▶ What you will do
Copy the lines below exactly as they appear, leaving out the pictures.

(Element position data)
^^^^^^^^

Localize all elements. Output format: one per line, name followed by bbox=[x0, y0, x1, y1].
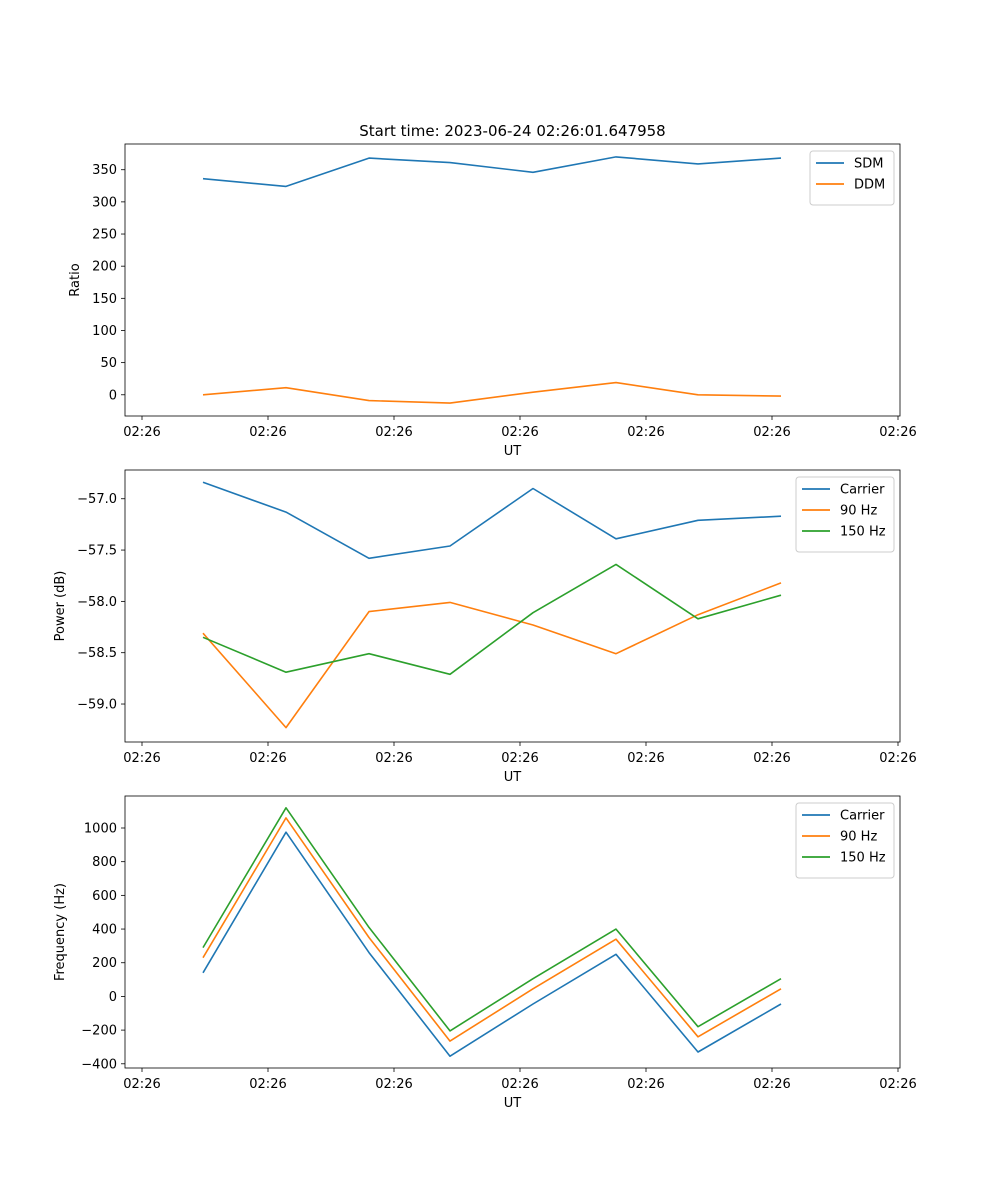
y-tick-label: 800 bbox=[92, 855, 117, 870]
series-line-carrier bbox=[202, 481, 782, 560]
y-tick-label: −57.5 bbox=[77, 544, 117, 559]
legend-label: Carrier bbox=[840, 809, 885, 824]
x-tick-label: 02:26 bbox=[123, 751, 160, 766]
y-axis-label: Frequency (Hz) bbox=[53, 883, 68, 981]
legend: SDM DDM bbox=[809, 150, 895, 206]
y-tick-label: −57.0 bbox=[77, 492, 117, 507]
plot-area-frame bbox=[124, 795, 901, 1069]
x-tick-label: 02:26 bbox=[627, 1077, 664, 1092]
y-tick-label: −59.0 bbox=[77, 698, 117, 713]
legend: Carrier 90 Hz 150 Hz bbox=[795, 802, 895, 879]
y-tick-label: 100 bbox=[92, 324, 117, 339]
series-line-150-hz bbox=[202, 806, 782, 1032]
legend-label: Carrier bbox=[840, 483, 885, 498]
y-tick-label: −200 bbox=[81, 1024, 117, 1039]
x-tick-label: 02:26 bbox=[879, 751, 916, 766]
x-axis-label: UT bbox=[504, 1096, 522, 1111]
y-tick-label: 50 bbox=[100, 356, 117, 371]
y-tick-label: 200 bbox=[92, 956, 117, 971]
x-tick-label: 02:26 bbox=[375, 1077, 412, 1092]
y-tick-label: 250 bbox=[92, 228, 117, 243]
x-tick-label: 02:26 bbox=[879, 425, 916, 440]
y-tick-label: 0 bbox=[109, 388, 117, 403]
x-tick-label: 02:26 bbox=[375, 751, 412, 766]
y-axis-label: Power (dB) bbox=[53, 571, 68, 642]
y-tick-label: −58.5 bbox=[77, 646, 117, 661]
y-tick-label: 150 bbox=[92, 292, 117, 307]
x-tick-label: 02:26 bbox=[501, 1077, 538, 1092]
y-tick-label: 200 bbox=[92, 260, 117, 275]
x-tick-label: 02:26 bbox=[753, 425, 790, 440]
legend-label: 90 Hz bbox=[840, 504, 877, 519]
x-tick-label: 02:26 bbox=[123, 425, 160, 440]
series-line-sdm bbox=[202, 156, 782, 188]
x-tick-label: 02:26 bbox=[627, 751, 664, 766]
legend-label: DDM bbox=[854, 178, 885, 193]
plot-area-frame bbox=[124, 143, 901, 417]
y-tick-label: 0 bbox=[109, 990, 117, 1005]
x-tick-label: 02:26 bbox=[879, 1077, 916, 1092]
legend-label: 150 Hz bbox=[840, 525, 886, 540]
y-tick-label: −58.0 bbox=[77, 595, 117, 610]
figure-title: Start time: 2023-06-24 02:26:01.647958 bbox=[359, 122, 665, 140]
x-tick-label: 02:26 bbox=[501, 751, 538, 766]
x-tick-label: 02:26 bbox=[501, 425, 538, 440]
x-tick-label: 02:26 bbox=[123, 1077, 160, 1092]
series-line-90-hz bbox=[202, 817, 782, 1042]
x-tick-label: 02:26 bbox=[249, 751, 286, 766]
x-tick-label: 02:26 bbox=[249, 425, 286, 440]
chart-panel-2: 02:26 02:26 02:26 02:26 02:26 02:26 02:26 UT −57… bbox=[53, 469, 917, 785]
series-line-carrier bbox=[202, 831, 782, 1057]
x-tick-label: 02:26 bbox=[753, 751, 790, 766]
y-tick-label: 400 bbox=[92, 923, 117, 938]
series-line-90-hz bbox=[202, 582, 782, 729]
legend-label: SDM bbox=[854, 157, 883, 172]
chart-panel-3: 02:26 02:26 02:26 02:26 02:26 02:26 02:26 UT −40… bbox=[53, 795, 917, 1111]
y-tick-label: 1000 bbox=[84, 822, 117, 837]
y-axis-label: Ratio bbox=[68, 263, 83, 296]
legend-box bbox=[809, 150, 895, 206]
x-tick-label: 02:26 bbox=[375, 425, 412, 440]
series-line-150-hz bbox=[202, 563, 782, 676]
legend-label: 90 Hz bbox=[840, 830, 877, 845]
legend-box bbox=[795, 476, 895, 553]
x-tick-label: 02:26 bbox=[249, 1077, 286, 1092]
legend-box bbox=[795, 802, 895, 879]
legend-label: 150 Hz bbox=[840, 851, 886, 866]
x-axis-label: UT bbox=[504, 770, 522, 785]
y-tick-label: 300 bbox=[92, 195, 117, 210]
plot-area-frame bbox=[124, 469, 901, 743]
x-tick-label: 02:26 bbox=[627, 425, 664, 440]
series-line-ddm bbox=[202, 381, 782, 404]
y-tick-label: 350 bbox=[92, 163, 117, 178]
x-axis-label: UT bbox=[504, 444, 522, 459]
y-tick-label: −400 bbox=[81, 1057, 117, 1072]
legend: Carrier 90 Hz 150 Hz bbox=[795, 476, 895, 553]
x-tick-label: 02:26 bbox=[753, 1077, 790, 1092]
y-tick-label: 600 bbox=[92, 889, 117, 904]
chart-panel-1: 02:26 02:26 02:26 02:26 02:26 02:26 02:26 UT 0 50… bbox=[68, 143, 917, 459]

^^^^^^^^

▶ Task solution
Localize all elements. Output format: one per line, name followed by bbox=[x0, y0, x1, y1].
y-tick-label: 800 bbox=[92, 855, 117, 870]
series-line-carrier bbox=[202, 481, 782, 560]
y-tick-label: −57.5 bbox=[77, 544, 117, 559]
legend-label: Carrier bbox=[840, 809, 885, 824]
x-tick-label: 02:26 bbox=[123, 751, 160, 766]
y-axis-label: Frequency (Hz) bbox=[53, 883, 68, 981]
legend: SDM DDM bbox=[809, 150, 895, 206]
y-tick-label: −57.0 bbox=[77, 492, 117, 507]
plot-area-frame bbox=[124, 795, 901, 1069]
x-tick-label: 02:26 bbox=[627, 1077, 664, 1092]
y-tick-label: −59.0 bbox=[77, 698, 117, 713]
legend: Carrier 90 Hz 150 Hz bbox=[795, 802, 895, 879]
y-tick-label: 100 bbox=[92, 324, 117, 339]
series-line-150-hz bbox=[202, 806, 782, 1032]
legend-label: Carrier bbox=[840, 483, 885, 498]
y-tick-label: −200 bbox=[81, 1024, 117, 1039]
x-tick-label: 02:26 bbox=[879, 751, 916, 766]
x-axis-label: UT bbox=[504, 1096, 522, 1111]
y-tick-label: 50 bbox=[100, 356, 117, 371]
y-tick-label: 200 bbox=[92, 956, 117, 971]
x-tick-label: 02:26 bbox=[375, 1077, 412, 1092]
y-tick-label: 250 bbox=[92, 228, 117, 243]
x-tick-label: 02:26 bbox=[879, 425, 916, 440]
y-tick-label: 0 bbox=[109, 388, 117, 403]
x-tick-label: 02:26 bbox=[375, 751, 412, 766]
y-axis-label: Power (dB) bbox=[53, 571, 68, 642]
y-tick-label: −58.5 bbox=[77, 646, 117, 661]
y-tick-label: 150 bbox=[92, 292, 117, 307]
x-tick-label: 02:26 bbox=[501, 1077, 538, 1092]
y-tick-label: 200 bbox=[92, 260, 117, 275]
x-tick-label: 02:26 bbox=[753, 425, 790, 440]
legend-label: 90 Hz bbox=[840, 504, 877, 519]
x-tick-label: 02:26 bbox=[123, 425, 160, 440]
series-line-sdm bbox=[202, 156, 782, 188]
x-tick-label: 02:26 bbox=[627, 751, 664, 766]
legend-label: DDM bbox=[854, 178, 885, 193]
plot-area-frame bbox=[124, 143, 901, 417]
y-tick-label: 0 bbox=[109, 990, 117, 1005]
x-tick-label: 02:26 bbox=[879, 1077, 916, 1092]
legend-label: 150 Hz bbox=[840, 525, 886, 540]
y-tick-label: −58.0 bbox=[77, 595, 117, 610]
figure-title: Start time: 2023-06-24 02:26:01.647958 bbox=[359, 122, 665, 140]
x-tick-label: 02:26 bbox=[501, 751, 538, 766]
x-tick-label: 02:26 bbox=[501, 425, 538, 440]
x-tick-label: 02:26 bbox=[123, 1077, 160, 1092]
series-line-90-hz bbox=[202, 817, 782, 1042]
x-tick-label: 02:26 bbox=[249, 751, 286, 766]
x-tick-label: 02:26 bbox=[249, 425, 286, 440]
chart-panel-2: 02:26 02:26 02:26 02:26 02:26 02:26 02:26 UT −57… bbox=[53, 469, 917, 785]
series-line-carrier bbox=[202, 831, 782, 1057]
x-tick-label: 02:26 bbox=[753, 751, 790, 766]
y-tick-label: 400 bbox=[92, 923, 117, 938]
series-line-90-hz bbox=[202, 582, 782, 729]
legend-label: SDM bbox=[854, 157, 883, 172]
chart-panel-3: 02:26 02:26 02:26 02:26 02:26 02:26 02:26 UT −40… bbox=[53, 795, 917, 1111]
y-tick-label: 1000 bbox=[84, 822, 117, 837]
y-axis-label: Ratio bbox=[68, 263, 83, 296]
legend-box bbox=[809, 150, 895, 206]
x-tick-label: 02:26 bbox=[375, 425, 412, 440]
series-line-150-hz bbox=[202, 563, 782, 676]
legend-label: 90 Hz bbox=[840, 830, 877, 845]
legend-box bbox=[795, 476, 895, 553]
x-tick-label: 02:26 bbox=[249, 1077, 286, 1092]
legend-box bbox=[795, 802, 895, 879]
legend-label: 150 Hz bbox=[840, 851, 886, 866]
x-axis-label: UT bbox=[504, 770, 522, 785]
y-tick-label: 300 bbox=[92, 195, 117, 210]
plot-area-frame bbox=[124, 469, 901, 743]
x-tick-label: 02:26 bbox=[627, 425, 664, 440]
series-line-ddm bbox=[202, 381, 782, 404]
y-tick-label: 350 bbox=[92, 163, 117, 178]
x-axis-label: UT bbox=[504, 444, 522, 459]
y-tick-label: −400 bbox=[81, 1057, 117, 1072]
legend: Carrier 90 Hz 150 Hz bbox=[795, 476, 895, 553]
x-tick-label: 02:26 bbox=[753, 1077, 790, 1092]
y-tick-label: 600 bbox=[92, 889, 117, 904]
chart-panel-1: 02:26 02:26 02:26 02:26 02:26 02:26 02:26 UT 0 50… bbox=[68, 143, 917, 459]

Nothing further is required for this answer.